> **COMPLETE LO SIGUIENTE**:
A) Indique si cada afirmación coincide con el texto sobre el precio de las espinacas: (i) el paquete holandés costaba catorce con setenta; (ii) el paquete uruguayo pagó un arancel; (iii) según el presidente, la mitad de las transacciones corresponden a contrabando. Responda sí o no y cite las palabras del texto que lo deciden.
B) Retome el texto sobre el precio de las espinacas y el contrabando a partir de su última oración.

> **TEXTO PROPORCIONADO**:
————————

No me cierran las cuentas

Carlos Bouzas

 

Yo estaba buscando un paquete de espinacas en la góndola de congelados del supermercado. Encontré una bolsa de plástico en la que se leía «gehakte spinazie». Luego, más abajo, la palabra espinacas.

Pregunté a un empleado de dónde eran. Me contestó que de Holanda. Consulté el precio: catorce con setenta el paquete de cuatrocientos cincuenta gramos. Hice la misma consulta respecto de unos paquetes de espinacas de cuatrocientos cincuenta gramos que estaban unos metros más allá: veintiún pesos. Pregunté entonces la razón de la diferencia. Y me explicaron: los más caros, son nacionales.

Aquel paquete –el más barato– después de ser recogido y procesado en Holanda, viajó quince mil kilómetros en condiciones especiales –puesto que se trata de productos congelados– y pagó un determinado arancel para ingresar al país. El otro paquete — el uruguayo– lo plantaron ahí nomás, fue procesado y congelado en una planta montevideana, no está afectado por ningún arancel y cuesta cincuenta por ciento más caro.

Qué quiere que le diga. Yo me resisto a creer que esa diferencia abismal de precios se deba a que el costo de la energía, el teléfono y el agua sean más caros aquí que en Holanda. Ni por asomo acepto que el precio que se le pagó al agricultor uruguayo sea mayor que el que percibió el agricultor holandés. Ni qué hablar de los salarios cobrados por los trabajadores que manipularon el producto en cada uno de los dos países, hasta que estuvo a mi disposición en la góndola del supermercado.

Aquí hay gato encerrado. Tanto en este asunto, como en muchos otros que se debaten habitualmente en el país a partir del discurso oficial. Veamos otro ejemplo muy manido:

A partir de una experiencia penosa ocurrida en el departamento de Artigas referida a la aftosa, se derivó en la resurrección de la plaga del contrabando. El presidente nos dijo que la mitad de las transacciones que se realizan, corresponden a productos de contrabando. Más adelante se estimaron en dos mil millones de dólares esas transacciones ilegales.

Claro: eso no se correspondía con la acusación de la colecta para el aduanero que se realiza en cada ómnibus que atraviesa la frontera con Brasil. A nadie le cabe que esa gente ingrese mercaderías por valor de dos mil millones de dólares. Aunque la mención es buena para mover la mala conciencia de cada uno, creándole un complejo de culpa porque alguna vez trajo seis latas de sardinas, o un secador de cabello, al cabo de una semana de vacaciones.

————————

> **EXTRACTOS DE DATOS**:
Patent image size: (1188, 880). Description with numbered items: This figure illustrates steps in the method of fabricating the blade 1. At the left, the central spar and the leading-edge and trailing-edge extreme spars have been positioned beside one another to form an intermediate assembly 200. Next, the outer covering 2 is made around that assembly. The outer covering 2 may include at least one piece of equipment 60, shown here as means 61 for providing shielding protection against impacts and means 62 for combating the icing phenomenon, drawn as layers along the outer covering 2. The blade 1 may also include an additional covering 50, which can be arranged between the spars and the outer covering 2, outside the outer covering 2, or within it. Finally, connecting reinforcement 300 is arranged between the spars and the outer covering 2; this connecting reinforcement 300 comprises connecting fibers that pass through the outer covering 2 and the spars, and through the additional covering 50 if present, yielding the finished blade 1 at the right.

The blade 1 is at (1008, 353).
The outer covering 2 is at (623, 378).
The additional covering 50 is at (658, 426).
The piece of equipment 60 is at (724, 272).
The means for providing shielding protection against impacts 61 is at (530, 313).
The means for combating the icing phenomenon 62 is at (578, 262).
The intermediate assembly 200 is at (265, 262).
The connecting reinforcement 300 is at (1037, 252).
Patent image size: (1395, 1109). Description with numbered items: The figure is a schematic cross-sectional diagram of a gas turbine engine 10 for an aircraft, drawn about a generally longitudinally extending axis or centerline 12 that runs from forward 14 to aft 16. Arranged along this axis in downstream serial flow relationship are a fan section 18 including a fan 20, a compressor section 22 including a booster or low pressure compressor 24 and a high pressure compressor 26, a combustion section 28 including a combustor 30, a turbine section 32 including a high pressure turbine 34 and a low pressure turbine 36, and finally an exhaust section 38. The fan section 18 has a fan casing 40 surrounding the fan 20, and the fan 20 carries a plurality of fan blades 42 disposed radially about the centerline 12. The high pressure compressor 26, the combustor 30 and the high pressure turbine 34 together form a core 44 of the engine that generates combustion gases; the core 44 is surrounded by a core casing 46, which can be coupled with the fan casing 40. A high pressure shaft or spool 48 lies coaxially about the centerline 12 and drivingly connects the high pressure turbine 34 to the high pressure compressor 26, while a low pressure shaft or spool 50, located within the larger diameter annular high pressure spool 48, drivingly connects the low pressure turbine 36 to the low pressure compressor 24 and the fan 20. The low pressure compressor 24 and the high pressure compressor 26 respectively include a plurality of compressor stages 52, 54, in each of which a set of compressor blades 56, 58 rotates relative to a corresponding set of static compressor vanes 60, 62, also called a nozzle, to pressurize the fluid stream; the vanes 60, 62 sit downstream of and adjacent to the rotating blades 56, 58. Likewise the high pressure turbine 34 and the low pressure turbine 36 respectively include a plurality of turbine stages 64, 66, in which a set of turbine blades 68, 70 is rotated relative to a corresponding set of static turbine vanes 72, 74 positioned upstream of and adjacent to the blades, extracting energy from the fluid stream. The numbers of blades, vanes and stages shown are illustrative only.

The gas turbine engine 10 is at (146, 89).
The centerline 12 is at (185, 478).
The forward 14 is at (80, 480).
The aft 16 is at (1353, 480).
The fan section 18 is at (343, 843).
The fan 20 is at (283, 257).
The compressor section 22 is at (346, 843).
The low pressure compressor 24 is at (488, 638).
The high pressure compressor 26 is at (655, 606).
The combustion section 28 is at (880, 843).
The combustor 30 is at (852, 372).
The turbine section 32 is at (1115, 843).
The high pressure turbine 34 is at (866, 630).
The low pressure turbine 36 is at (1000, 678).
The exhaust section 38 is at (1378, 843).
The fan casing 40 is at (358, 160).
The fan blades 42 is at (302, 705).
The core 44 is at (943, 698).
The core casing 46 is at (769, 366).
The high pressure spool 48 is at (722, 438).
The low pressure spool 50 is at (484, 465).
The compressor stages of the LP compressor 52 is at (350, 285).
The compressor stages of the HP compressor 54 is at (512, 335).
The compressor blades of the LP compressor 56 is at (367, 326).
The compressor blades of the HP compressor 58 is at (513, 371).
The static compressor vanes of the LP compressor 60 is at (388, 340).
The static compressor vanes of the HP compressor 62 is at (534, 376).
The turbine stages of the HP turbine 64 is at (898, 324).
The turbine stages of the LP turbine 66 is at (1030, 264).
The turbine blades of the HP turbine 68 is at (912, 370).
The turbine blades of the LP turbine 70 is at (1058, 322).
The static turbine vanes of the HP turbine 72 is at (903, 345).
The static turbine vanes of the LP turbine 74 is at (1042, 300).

————————

> **RESPUESTAS ESCRITAS**:
A)
(i) Sí: «catorce con setenta el paquete de cuatrocientos cincuenta gramos».
(ii) No: «no está afectado por ningún arancel».
(iii) Sí: «la mitad de las transacciones que se realizan, corresponden a productos de contrabando».

B)
Surge entonces la acusación y la necesidad de combatir al gran contrabando. Y se destruyen puentes de madera sobre caminos secundarios de Cerro Largo. Y se anuncian apresamientos de algunos camiones (pocos) con botellas de refrescos cola, o allanamientos de depósitos donde descubrieron doscientos mil paquetes de cigarrillos. Nadie nos propone que calculemos –a ojo de buen cubero– que un camión lleno de botellas de refrescos significa un contrabando de diez mil dólares, ni que un depósito con doscientos mil paquetes de cigarrillos implican doscientos mil de la moneda norteamericana. Así que, desde esas modestas sumas hay que remar mucho para llegar a los dos mil millones. ¿No halla?

Y el final de esta novela –por ahora– es que las organizaciones de comerciantes que aplaudieron la drásticas medidas represoras del contrabando realizadas por las autoridades, dicen ahora que el crecimiento de sus ventas ha sido muy escaso y por lo tanto no pueden asegurar que provoquen mayor ocupación.

Porque, no sé si usted lo leyó, en el último trimestre móvil noviembre/2000-enero/2001, el porcentaje de desocupación se ha mantenido incólume. Pese a que incluye el mes en el que el turismo combate la desocupación de manera muy efectiva.

Opino que en la discusión de los temas nacionales, estamos dribleando el abordaje de los asuntos que nos importan de verdad. Como gato de bolichero, ¿vio? Que anda entre las botellas sin voltear ninguna.